-- DIRECTIONS --
1/ Translate into French this sentence from the publisher's announcement: "Grace Rosinbloom is 30; a woman on a spiritual quest, seeking romance, she stumbles on activism."
2/ In the publisher's announcement, list every proper name that appears within the quotation marks of the foreword passage, naming each once.

-- READING TEXT --

Announcing Our Upcoming Catalogue Until Fall 2026!
- suzannecraig65
- Sep 14
- 8 min read
Updated: Sep 25
DarkWinter Press is excited to announce the authors and their books that we've secured as of now for the remainder of 2025 until Fall 2026! There's something for everyone in this fantastic list of upcoming titles!
September 2025: Geri Lipschultz, Grace Before The Fall
From the foreword by John Irving:
“It’s New York in the ’80s, the summer solstice. Grace Rosinbloom is 30; a woman on a spiritual quest, seeking romance, she stumbles on activism. A civil servant, Grace has a part-time life as an underground actress; she also hides out in a serial dream, which resembles the psychedelic ’60s. When her waking life begins to mirror her dream, a feminist tale turns into a nonbinary Cinderella story. Just imagine a messianic meeting of a nonbinary Cinderella with Joan D’Arc… Just imagine magical realism meets Alice in Wonderland, and have a good time.” Grace Before the Fall had just been released and you can order it here!

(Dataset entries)
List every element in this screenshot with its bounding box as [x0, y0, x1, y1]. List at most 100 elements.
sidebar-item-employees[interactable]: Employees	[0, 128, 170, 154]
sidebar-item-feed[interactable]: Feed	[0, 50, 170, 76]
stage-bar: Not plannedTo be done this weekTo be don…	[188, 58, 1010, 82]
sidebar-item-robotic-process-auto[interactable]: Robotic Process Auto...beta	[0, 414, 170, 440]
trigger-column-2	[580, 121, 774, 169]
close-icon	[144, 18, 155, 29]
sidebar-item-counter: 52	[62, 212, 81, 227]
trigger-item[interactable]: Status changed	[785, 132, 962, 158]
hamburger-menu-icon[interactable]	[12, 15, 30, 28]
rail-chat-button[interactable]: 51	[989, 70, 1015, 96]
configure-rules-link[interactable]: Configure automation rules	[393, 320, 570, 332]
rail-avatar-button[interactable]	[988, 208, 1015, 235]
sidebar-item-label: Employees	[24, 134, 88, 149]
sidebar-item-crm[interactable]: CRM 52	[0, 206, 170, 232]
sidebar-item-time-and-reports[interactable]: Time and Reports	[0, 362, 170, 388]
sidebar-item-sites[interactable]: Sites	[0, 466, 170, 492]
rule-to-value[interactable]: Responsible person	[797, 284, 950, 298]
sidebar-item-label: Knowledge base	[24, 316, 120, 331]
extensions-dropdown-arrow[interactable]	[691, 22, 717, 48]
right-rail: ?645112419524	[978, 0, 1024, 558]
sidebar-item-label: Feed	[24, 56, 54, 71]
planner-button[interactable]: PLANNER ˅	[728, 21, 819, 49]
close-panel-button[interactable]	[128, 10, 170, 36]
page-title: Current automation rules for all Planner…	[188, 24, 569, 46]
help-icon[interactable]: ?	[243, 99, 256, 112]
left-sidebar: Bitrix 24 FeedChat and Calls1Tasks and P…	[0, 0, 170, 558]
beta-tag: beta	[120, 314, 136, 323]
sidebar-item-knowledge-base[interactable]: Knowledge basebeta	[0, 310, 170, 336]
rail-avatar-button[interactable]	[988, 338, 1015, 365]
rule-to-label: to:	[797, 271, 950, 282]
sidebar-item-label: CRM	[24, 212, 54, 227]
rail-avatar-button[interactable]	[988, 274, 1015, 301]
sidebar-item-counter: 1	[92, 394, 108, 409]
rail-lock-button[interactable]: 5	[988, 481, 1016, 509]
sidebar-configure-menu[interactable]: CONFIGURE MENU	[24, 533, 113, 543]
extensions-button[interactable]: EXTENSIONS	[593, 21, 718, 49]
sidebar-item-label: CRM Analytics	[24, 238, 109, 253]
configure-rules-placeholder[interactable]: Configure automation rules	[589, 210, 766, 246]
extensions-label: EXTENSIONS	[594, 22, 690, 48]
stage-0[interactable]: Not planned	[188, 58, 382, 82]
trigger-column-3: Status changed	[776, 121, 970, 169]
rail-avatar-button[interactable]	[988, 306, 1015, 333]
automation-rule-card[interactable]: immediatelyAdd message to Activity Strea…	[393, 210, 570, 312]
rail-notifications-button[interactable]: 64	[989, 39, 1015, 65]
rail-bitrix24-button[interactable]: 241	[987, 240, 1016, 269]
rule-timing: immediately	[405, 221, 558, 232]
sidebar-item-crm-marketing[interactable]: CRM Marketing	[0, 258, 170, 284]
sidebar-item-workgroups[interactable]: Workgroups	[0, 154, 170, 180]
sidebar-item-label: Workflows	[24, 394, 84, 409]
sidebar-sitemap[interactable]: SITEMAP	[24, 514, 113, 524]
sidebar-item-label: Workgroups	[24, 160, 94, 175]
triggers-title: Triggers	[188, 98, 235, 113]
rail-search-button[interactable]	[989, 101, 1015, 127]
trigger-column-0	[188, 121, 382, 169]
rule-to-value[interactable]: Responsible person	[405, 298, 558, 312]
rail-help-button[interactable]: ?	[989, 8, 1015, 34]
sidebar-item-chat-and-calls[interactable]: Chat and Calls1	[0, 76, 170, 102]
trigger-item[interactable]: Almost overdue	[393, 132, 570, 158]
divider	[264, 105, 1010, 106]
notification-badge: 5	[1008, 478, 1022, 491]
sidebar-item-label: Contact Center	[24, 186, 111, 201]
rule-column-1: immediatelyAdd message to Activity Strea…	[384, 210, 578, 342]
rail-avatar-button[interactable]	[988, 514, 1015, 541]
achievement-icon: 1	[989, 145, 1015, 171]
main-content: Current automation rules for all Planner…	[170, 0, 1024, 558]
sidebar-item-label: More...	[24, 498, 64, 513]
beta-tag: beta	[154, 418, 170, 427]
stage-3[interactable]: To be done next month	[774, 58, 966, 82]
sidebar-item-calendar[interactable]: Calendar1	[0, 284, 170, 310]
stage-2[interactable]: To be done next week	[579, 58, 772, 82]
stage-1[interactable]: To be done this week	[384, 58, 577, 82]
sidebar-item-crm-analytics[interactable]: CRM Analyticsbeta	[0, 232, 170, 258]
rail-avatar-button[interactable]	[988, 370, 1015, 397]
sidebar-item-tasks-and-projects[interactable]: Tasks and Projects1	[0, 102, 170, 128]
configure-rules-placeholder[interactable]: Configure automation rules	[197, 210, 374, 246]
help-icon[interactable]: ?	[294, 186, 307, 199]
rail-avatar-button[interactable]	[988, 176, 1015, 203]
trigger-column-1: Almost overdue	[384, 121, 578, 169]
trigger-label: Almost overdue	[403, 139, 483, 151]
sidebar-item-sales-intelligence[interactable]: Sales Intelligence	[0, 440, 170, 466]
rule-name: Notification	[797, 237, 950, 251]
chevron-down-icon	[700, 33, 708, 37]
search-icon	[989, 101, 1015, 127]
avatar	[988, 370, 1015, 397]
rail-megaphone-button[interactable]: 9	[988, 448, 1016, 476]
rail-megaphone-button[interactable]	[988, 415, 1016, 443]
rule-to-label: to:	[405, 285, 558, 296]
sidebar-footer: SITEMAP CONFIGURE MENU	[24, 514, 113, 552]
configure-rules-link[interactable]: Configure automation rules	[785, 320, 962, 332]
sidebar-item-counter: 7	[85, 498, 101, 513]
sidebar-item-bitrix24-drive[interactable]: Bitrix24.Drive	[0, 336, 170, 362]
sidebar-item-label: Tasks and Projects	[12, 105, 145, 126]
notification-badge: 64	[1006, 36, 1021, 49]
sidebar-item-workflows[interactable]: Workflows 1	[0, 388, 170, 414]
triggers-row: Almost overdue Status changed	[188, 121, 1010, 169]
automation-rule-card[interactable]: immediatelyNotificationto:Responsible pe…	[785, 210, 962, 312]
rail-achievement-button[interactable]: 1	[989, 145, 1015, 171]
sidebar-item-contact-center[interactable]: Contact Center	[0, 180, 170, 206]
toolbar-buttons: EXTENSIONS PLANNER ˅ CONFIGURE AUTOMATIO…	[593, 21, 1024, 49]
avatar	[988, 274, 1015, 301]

-- WRITTEN RESPONSES --
1/ Grace Rosinbloom a 30 ans ; femme en quête spirituelle, à la recherche de l'amour, elle tombe sur le militantisme.

2/
New York
Grace Rosinbloom
Cinderella
Joan D’Arc
Alice in Wonderland